▸ **Tarea asignada A**
Según el texto sobre el Estado de Derecho, ¿de qué institución emanan las leyes?
▸ **Tarea asignada B**
Prosigue el texto sobre el Estado de Derecho a partir de su última oración.

▸ **Fragmento de texto**

Para una parte de la clase política española estamos al borde del precipicio. La sociedad española, y con ella esa unidad nacional como metáfora intocable de la historia, van a ser destruidas por la ambición de un político que quiere perpetuarse casi dictatorialmente en el poder. Para esos malvados propósitos, el traidor, y sus secuaces independentistas, están ya demoliendo nuestro Estado de Derecho.
El Diagnóstico anterior creo que refleja sintéticamente el juicio que hace la derecha política en este país sobre los acontecimientos que se están desarrollando desde las últimas elecciones generales. Aunque lo cierto es que, antes incluso de esa fecha, el ataque al Estado de derecho se ha utilizado como una constante en el argumentario que ha empleado la oposición para deslegitimar durante cuatro años al Gobierno de coalición.
Lo que viene a continuación pretende sólo exponer de forma muy sintética lo que, dentro de un escenario académico, llevamos explicando a nuestros alumnos de Derecho, sobre el significado de lo que realmente es un Estado de Derecho.
Lo primero que hay que apuntar es que España no es sólo un Estado de Derecho, sino un Estado "constitucional" de Derecho. Esto se olvida siempre en el debate incendiario de quienes defienden esa idea; a pesar de la autoproclamación expresa -y al parecer con carácter de exclusividad- que hacen de sí mismos como los auténticos "constitucionalistas".
Un Estado de Derecho se rige por una máxima bastante sencilla que contiene un doble significado. El Estado, esto es, todas las autoridades públicas, junto a sus ciudadanos, deben regir su actuación por el "Derecho". Entiéndase este último como el conjunto de leyes y demás normas que componen nuestro ordenamiento jurídico. En resumen, los jugadores aceptan jugar el partido con unas reglas de juego, válidas y obligatorias para todos, los poderes constituidos y pueblo soberano.
La segunda característica de un Estado de Derecho consiste en que ese Derecho sea la expresión de la voluntad mayoritaria del pueblo, como titular indiscutible de la soberanía. Esto sitúa el enfoque en esa institución –el Parlamento- de quien emanan las leyes, es decir, las principales "reglas del juego". Obviamente ese Parlamento debe estar formado por los legítimos representantes del pueblo, elegidos democráticamente; maticemos que todos ellos son igualmente legítimos, mientras sean parte de él, con independencia de sus ideologías y aspiraciones políticas –lo ha dicho ya el Tribunal Constitucional-, y en tanto no utilicen medios violentos contrarios a la tolerancia.

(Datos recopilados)
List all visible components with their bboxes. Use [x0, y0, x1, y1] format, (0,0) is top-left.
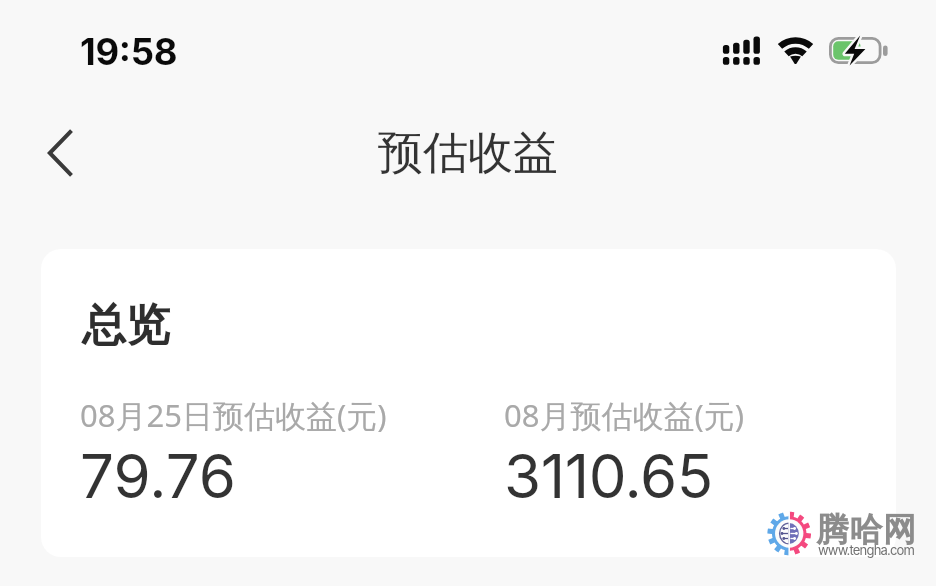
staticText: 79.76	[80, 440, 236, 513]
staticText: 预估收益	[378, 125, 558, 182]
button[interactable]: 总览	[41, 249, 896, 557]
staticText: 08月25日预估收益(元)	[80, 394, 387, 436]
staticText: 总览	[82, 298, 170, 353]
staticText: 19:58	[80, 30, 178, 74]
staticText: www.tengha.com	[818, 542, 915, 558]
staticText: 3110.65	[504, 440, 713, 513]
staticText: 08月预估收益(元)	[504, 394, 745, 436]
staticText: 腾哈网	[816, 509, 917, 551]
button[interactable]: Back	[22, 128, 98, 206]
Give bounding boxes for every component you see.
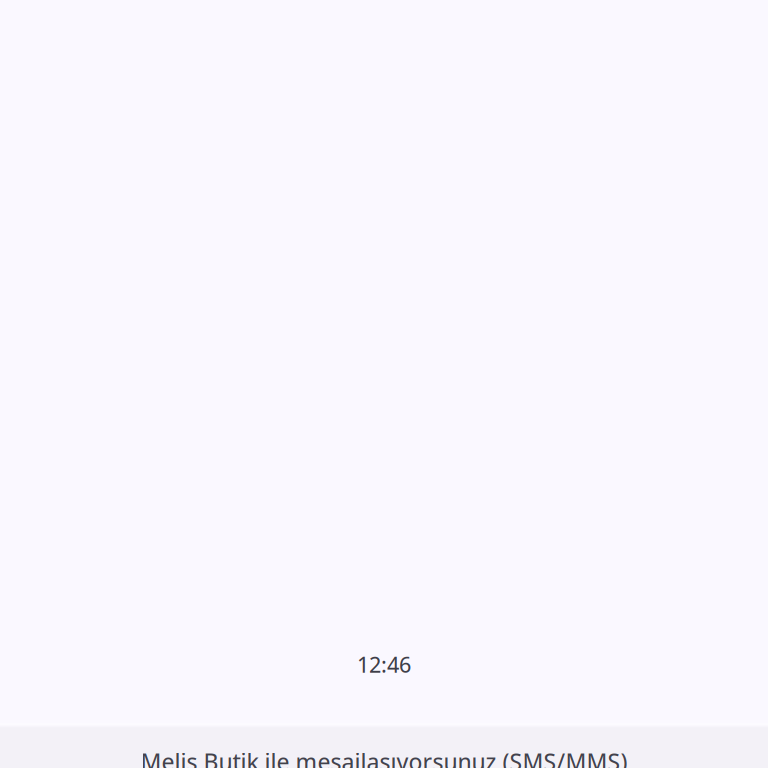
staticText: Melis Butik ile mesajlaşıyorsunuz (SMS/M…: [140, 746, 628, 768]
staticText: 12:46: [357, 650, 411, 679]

▸ **Respuesta A**
Del Parlamento.

▸ **Respuesta B**
Pero conviene recordar de nuevo que España es, además, un Estado Constitucional de Derecho. Por tanto, por encima de cualquier ley, aun cuando esta haya sido aprobada por la representación de la soberanía popular, está sujeta siempre y en todo momento a un control de constitucionalidad; o lo que es lo mismo, obligada a cumplir con lo señalado y garantizado por la Ley Fundamental de ese estado.
A partir de esta segunda y superior regla de juego, las decisiones que se toman en el Parlamento pasan por el control y la fiscalización de un Tribunal Constitucional. Pero también las sentencias que dicten los tribunales de justicia deben adecuarse a lo prescrito en la Constitución, por encima incluso de la ley a la que están obligados a aplicar igualmente.
Porque recordemos en este punto que el Tribunal Constitucional es competente exclusivo para establecer la verdad última de lo que marca esa Norma Fundamental. Esa verdad o interpretación auténtica de la Carta Magna se impone a todos, sencillamente porque así lo establece aquella de forma meridiana.
Esto es definitiva, y en pocas palabras, un Estado -Constitucional- del Derecho. La cuestión básica ahora, y para la que no voy a dar respuesta en estas líneas, sino que prefiero que el lector saque sus propias conclusiones, es si hemos llegado al final del precipicio y –como dicen algunos- estamos en el principio del fin o la dictadura a secas.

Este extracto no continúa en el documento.